» JOB
In the entries below, find every line holding the string "ylabel" and collect it.
======== RECORDS PROVIDED
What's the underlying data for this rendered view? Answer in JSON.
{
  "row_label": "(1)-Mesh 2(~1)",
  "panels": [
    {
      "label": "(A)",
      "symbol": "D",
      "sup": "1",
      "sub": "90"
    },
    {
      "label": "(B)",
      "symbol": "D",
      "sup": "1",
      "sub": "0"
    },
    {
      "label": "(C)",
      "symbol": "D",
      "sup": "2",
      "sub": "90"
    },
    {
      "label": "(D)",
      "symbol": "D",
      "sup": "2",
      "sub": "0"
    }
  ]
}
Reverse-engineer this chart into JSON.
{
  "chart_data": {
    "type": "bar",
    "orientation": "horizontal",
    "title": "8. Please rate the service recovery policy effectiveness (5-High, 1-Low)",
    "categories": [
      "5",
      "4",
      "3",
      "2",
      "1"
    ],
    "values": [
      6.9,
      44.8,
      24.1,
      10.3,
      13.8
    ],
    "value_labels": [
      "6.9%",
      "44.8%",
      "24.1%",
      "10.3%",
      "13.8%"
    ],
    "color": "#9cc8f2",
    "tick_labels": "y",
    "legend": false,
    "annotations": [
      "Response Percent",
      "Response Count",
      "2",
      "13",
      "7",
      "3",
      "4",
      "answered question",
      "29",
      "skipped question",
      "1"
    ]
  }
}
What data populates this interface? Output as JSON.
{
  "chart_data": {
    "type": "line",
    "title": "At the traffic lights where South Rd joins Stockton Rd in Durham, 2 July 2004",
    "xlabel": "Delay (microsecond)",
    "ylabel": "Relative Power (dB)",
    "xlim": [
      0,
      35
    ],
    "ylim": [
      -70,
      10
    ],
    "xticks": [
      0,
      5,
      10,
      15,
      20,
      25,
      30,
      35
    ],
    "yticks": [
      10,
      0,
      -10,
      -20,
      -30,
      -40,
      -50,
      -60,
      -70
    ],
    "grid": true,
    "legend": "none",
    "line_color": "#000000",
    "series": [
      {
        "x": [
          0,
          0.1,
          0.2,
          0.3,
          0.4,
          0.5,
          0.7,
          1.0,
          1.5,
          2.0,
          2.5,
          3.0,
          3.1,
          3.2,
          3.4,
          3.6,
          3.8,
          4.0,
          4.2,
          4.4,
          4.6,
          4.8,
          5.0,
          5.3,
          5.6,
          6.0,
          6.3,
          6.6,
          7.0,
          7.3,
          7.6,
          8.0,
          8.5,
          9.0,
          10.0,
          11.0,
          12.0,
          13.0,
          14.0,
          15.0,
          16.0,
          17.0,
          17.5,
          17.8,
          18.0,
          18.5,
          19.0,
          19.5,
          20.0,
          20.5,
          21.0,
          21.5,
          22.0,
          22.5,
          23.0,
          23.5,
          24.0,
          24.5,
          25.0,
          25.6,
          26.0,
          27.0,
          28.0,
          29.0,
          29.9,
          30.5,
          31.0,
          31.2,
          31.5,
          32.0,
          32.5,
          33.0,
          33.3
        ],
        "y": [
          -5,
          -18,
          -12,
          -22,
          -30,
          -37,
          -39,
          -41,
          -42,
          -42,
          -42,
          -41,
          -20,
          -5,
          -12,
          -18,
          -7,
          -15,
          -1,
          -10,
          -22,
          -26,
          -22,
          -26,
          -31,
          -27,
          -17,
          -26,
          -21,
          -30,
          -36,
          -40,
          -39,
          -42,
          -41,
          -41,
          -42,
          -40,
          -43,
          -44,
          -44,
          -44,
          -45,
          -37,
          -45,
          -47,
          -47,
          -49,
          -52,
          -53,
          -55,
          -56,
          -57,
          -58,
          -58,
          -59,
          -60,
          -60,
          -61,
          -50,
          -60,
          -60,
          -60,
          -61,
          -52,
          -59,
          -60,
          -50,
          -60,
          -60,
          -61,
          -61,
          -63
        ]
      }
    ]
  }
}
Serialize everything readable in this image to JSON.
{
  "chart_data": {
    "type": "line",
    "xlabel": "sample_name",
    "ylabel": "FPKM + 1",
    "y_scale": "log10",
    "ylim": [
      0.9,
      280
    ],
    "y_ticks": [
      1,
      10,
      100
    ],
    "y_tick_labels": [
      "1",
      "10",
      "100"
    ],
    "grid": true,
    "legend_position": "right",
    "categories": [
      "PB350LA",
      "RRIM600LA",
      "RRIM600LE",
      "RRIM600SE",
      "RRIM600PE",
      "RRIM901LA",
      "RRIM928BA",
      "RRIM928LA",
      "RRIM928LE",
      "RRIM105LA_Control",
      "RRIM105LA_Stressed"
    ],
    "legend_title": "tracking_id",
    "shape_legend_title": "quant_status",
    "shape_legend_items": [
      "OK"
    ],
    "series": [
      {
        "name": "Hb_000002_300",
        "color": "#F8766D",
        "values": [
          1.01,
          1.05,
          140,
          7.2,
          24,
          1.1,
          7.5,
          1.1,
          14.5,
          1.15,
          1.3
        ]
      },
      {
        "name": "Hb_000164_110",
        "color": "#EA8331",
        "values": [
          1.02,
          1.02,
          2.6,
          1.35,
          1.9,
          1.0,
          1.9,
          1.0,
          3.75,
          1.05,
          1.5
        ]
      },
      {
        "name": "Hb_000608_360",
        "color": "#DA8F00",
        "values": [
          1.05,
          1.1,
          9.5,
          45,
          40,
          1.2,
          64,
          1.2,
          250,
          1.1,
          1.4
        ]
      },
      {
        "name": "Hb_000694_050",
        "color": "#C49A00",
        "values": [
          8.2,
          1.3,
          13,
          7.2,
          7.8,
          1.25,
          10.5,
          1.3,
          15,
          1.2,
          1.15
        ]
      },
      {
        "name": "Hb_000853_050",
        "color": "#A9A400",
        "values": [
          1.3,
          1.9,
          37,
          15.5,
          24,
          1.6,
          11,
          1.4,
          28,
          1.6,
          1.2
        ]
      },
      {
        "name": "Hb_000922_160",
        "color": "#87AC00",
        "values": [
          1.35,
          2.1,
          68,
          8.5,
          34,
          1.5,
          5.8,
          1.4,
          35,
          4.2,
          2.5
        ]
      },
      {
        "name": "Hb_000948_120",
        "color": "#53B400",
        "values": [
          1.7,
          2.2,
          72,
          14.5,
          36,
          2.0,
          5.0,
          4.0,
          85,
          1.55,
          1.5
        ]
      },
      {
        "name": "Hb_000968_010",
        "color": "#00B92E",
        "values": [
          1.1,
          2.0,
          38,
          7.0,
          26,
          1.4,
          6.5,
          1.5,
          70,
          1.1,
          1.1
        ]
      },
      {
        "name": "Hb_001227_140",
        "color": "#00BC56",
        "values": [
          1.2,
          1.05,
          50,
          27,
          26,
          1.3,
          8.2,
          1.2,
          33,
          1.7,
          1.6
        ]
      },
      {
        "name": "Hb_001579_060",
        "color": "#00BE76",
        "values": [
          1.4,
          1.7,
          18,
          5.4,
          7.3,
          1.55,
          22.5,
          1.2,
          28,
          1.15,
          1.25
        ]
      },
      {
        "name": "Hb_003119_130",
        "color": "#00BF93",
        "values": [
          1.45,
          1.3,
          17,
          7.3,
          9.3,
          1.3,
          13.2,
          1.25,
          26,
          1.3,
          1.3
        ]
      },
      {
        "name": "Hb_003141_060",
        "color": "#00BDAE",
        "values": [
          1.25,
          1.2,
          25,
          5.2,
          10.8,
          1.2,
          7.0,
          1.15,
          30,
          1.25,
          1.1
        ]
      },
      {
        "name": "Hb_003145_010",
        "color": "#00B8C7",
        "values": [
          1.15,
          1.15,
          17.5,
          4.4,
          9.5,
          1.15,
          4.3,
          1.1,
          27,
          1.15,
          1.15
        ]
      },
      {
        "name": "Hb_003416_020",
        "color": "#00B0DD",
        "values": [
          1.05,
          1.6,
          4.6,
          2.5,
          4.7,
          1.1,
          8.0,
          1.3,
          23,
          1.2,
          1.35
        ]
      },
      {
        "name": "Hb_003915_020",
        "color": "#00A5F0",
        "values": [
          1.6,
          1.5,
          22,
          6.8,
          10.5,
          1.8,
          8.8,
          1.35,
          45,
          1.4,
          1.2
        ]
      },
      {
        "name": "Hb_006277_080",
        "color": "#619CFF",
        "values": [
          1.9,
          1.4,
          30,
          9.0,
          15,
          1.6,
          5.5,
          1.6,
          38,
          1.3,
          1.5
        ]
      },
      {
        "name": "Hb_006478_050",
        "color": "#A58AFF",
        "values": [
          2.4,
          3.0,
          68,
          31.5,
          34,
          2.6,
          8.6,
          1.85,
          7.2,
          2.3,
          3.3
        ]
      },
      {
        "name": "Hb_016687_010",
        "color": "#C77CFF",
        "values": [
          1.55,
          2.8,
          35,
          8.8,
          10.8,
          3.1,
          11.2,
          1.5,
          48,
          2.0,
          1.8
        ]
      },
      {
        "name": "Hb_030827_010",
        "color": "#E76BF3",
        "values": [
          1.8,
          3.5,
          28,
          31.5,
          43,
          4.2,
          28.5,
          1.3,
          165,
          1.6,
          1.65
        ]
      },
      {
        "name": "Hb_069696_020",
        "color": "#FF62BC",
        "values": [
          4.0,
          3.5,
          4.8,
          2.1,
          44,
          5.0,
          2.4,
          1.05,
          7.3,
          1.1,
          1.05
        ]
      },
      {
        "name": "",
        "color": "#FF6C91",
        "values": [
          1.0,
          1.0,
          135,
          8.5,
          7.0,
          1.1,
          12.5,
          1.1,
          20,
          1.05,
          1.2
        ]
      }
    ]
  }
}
================
» RESPONSE
    "ylabel": "Relative Power (dB)",
    "ylabel": "FPKM + 1",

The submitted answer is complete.